(Records from a collection)
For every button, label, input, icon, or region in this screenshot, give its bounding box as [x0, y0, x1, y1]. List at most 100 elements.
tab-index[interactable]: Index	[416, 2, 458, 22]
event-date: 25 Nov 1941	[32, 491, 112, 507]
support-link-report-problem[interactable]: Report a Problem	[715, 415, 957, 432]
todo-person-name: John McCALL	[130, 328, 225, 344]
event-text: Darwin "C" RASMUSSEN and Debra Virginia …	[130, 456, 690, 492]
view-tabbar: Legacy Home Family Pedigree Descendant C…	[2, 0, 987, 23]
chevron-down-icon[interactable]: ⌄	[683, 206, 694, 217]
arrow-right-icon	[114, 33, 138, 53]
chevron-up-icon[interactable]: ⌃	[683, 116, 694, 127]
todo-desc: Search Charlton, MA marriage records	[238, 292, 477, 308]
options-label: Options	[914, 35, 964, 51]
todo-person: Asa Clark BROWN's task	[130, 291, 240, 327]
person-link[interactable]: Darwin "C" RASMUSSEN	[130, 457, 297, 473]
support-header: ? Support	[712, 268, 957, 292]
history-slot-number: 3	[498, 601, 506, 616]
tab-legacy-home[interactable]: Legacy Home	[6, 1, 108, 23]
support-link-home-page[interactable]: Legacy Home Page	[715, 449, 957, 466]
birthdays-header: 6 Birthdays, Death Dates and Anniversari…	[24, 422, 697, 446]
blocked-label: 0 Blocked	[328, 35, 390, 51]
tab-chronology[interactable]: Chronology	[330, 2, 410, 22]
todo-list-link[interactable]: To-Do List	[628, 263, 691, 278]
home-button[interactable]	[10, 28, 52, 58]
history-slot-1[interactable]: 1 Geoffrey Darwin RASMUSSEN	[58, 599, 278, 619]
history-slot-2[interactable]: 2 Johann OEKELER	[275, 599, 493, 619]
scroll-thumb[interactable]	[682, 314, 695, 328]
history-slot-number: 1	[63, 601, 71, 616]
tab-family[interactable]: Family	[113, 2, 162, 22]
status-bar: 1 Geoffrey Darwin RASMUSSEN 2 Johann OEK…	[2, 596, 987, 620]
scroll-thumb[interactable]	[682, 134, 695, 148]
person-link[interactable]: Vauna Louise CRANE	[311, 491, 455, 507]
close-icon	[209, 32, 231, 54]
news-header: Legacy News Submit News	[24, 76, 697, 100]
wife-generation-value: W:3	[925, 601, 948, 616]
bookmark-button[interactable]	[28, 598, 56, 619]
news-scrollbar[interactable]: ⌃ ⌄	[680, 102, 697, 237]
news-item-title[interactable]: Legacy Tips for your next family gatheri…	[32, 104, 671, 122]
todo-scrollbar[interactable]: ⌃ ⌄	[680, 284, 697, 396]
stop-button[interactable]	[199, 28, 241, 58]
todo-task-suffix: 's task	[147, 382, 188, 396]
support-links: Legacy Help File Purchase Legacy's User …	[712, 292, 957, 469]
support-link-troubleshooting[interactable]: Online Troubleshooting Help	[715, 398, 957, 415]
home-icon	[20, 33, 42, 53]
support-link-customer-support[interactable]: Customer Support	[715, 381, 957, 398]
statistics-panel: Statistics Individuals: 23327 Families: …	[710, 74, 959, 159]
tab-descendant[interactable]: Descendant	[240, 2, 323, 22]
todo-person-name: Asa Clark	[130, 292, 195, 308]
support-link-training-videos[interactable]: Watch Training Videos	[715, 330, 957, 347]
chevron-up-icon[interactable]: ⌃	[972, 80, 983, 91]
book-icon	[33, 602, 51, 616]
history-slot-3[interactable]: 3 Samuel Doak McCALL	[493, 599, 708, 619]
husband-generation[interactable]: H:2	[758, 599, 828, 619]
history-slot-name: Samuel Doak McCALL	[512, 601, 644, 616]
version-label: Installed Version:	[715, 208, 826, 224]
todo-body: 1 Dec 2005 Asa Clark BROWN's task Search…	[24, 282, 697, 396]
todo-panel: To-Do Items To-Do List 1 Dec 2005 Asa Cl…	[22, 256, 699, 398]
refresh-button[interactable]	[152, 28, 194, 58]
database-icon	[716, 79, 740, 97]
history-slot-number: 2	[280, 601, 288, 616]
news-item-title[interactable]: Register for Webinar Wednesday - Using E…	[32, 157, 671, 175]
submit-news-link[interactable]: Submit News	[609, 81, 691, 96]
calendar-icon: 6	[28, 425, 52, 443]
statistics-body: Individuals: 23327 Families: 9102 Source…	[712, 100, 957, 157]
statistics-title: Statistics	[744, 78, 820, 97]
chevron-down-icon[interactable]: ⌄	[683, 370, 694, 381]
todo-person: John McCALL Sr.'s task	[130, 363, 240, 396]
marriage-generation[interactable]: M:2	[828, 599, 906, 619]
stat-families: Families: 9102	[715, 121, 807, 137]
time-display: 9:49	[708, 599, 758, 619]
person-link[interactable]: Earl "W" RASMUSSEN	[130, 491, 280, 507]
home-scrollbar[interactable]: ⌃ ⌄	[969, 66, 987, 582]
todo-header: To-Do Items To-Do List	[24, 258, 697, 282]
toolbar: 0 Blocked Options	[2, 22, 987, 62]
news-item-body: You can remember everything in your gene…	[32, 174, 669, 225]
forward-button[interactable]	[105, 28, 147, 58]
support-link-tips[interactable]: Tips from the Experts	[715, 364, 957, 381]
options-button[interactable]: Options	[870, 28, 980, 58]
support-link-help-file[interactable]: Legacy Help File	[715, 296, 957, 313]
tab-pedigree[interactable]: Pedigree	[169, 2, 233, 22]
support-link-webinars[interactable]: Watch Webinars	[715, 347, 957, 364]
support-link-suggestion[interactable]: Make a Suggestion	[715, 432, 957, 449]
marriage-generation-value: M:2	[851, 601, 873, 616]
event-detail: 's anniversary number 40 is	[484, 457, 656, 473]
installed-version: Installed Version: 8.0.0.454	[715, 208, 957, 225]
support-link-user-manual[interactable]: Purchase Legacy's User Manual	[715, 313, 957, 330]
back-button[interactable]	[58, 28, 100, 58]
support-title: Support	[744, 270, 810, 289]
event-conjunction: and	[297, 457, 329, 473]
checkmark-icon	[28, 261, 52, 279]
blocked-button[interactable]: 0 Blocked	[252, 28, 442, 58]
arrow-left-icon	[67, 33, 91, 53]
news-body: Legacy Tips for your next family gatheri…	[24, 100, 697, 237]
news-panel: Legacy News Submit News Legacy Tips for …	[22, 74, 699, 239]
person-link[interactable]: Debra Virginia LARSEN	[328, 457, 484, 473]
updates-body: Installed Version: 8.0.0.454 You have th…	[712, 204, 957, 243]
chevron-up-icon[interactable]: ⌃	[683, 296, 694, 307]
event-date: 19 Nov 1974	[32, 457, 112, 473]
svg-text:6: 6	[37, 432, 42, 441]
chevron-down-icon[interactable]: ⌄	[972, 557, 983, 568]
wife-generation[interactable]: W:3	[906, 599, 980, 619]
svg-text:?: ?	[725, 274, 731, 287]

▶ [GOAL OF THE EXERCISE] Print the records above word for word, starting with their first line and ending with the line that contains "todo-desc: Search Charlton, MA". Include both of those lines.

▶ [RESPONSE TO THIS EXERCISE]
For every button, label, input, icon, or region in this screenshot, give its bounding box as [x0, y0, x1, y1]. List at most 100 elements.
tab-index[interactable]: Index	[416, 2, 458, 22]
event-date: 25 Nov 1941	[32, 491, 112, 507]
support-link-report-problem[interactable]: Report a Problem	[715, 415, 957, 432]
todo-person-name: John McCALL	[130, 328, 225, 344]
event-text: Darwin "C" RASMUSSEN and Debra Virginia …	[130, 456, 690, 492]
view-tabbar: Legacy Home Family Pedigree Descendant C…	[2, 0, 987, 23]
chevron-down-icon[interactable]: ⌄	[683, 206, 694, 217]
arrow-right-icon	[114, 33, 138, 53]
chevron-up-icon[interactable]: ⌃	[683, 116, 694, 127]
todo-desc: Search Charlton, MA marriage records	[238, 292, 477, 308]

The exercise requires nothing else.